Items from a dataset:
++++++

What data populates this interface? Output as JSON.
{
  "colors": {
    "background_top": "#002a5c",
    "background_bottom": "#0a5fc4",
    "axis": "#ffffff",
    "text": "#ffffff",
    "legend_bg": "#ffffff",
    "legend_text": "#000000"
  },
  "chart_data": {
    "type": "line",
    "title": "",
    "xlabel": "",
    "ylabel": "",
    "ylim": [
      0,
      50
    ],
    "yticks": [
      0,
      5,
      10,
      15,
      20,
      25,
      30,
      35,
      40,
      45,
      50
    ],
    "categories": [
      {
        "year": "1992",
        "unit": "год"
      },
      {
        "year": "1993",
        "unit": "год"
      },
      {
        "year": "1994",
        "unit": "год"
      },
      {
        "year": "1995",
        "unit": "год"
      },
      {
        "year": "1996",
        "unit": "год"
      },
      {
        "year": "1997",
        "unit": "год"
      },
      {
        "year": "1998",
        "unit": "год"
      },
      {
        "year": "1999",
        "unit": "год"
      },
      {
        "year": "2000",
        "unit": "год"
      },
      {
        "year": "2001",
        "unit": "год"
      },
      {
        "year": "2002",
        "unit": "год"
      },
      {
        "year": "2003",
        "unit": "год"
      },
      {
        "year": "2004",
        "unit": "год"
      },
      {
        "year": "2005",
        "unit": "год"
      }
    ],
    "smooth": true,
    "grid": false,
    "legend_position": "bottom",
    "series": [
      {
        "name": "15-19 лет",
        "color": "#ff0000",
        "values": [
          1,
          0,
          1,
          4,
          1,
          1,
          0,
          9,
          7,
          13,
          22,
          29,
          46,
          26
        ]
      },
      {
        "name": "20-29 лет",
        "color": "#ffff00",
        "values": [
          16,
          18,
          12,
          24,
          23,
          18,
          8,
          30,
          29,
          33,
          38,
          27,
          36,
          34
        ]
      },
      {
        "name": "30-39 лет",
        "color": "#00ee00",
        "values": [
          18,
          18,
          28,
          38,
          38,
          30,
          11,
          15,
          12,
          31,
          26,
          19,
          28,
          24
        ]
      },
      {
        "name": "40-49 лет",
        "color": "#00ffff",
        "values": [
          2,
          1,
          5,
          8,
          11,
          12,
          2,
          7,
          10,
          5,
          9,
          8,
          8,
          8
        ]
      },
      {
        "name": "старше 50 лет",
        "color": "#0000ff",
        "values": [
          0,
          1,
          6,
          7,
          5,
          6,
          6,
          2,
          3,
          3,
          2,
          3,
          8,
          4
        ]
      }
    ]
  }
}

++++++

> [AIM OF THE EXERCISE]
Transcribe all the entries, keeping each one exactly as it is.

> [TASK RESPONSE]
What data populates this interface? Output as JSON.
{
  "colors": {
    "background_top": "#002a5c",
    "background_bottom": "#0a5fc4",
    "axis": "#ffffff",
    "text": "#ffffff",
    "legend_bg": "#ffffff",
    "legend_text": "#000000"
  },
  "chart_data": {
    "type": "line",
    "title": "",
    "xlabel": "",
    "ylabel": "",
    "ylim": [
      0,
      50
    ],
    "yticks": [
      0,
      5,
      10,
      15,
      20,
      25,
      30,
      35,
      40,
      45,
      50
    ],
    "categories": [
      {
        "year": "1992",
        "unit": "год"
      },
      {
        "year": "1993",
        "unit": "год"
      },
      {
        "year": "1994",
        "unit": "год"
      },
      {
        "year": "1995",
        "unit": "год"
      },
      {
        "year": "1996",
        "unit": "год"
      },
      {
        "year": "1997",
        "unit": "год"
      },
      {
        "year": "1998",
        "unit": "год"
      },
      {
        "year": "1999",
        "unit": "год"
      },
      {
        "year": "2000",
        "unit": "год"
      },
      {
        "year": "2001",
        "unit": "год"
      },
      {
        "year": "2002",
        "unit": "год"
      },
      {
        "year": "2003",
        "unit": "год"
      },
      {
        "year": "2004",
        "unit": "год"
      },
      {
        "year": "2005",
        "unit": "год"
      }
    ],
    "smooth": true,
    "grid": false,
    "legend_position": "bottom",
    "series": [
      {
        "name": "15-19 лет",
        "color": "#ff0000",
        "values": [
          1,
          0,
          1,
          4,
          1,
          1,
          0,
          9,
          7,
          13,
          22,
          29,
          46,
          26
        ]
      },
      {
        "name": "20-29 лет",
        "color": "#ffff00",
        "values": [
          16,
          18,
          12,
          24,
          23,
          18,
          8,
          30,
          29,
          33,
          38,
          27,
          36,
          34
        ]
      },
      {
        "name": "30-39 лет",
        "color": "#00ee00",
        "values": [
          18,
          18,
          28,
          38,
          38,
          30,
          11,
          15,
          12,
          31,
          26,
          19,
          28,
          24
        ]
      },
      {
        "name": "40-49 лет",
        "color": "#00ffff",
        "values": [
          2,
          1,
          5,
          8,
          11,
          12,
          2,
          7,
          10,
          5,
          9,
          8,
          8,
          8
        ]
      },
      {
        "name": "старше 50 лет",
        "color": "#0000ff",
        "values": [
          0,
          1,
          6,
          7,
          5,
          6,
          6,
          2,
          3,
          3,
          2,
          3,
          8,
          4
        ]
      }
    ]
  }
}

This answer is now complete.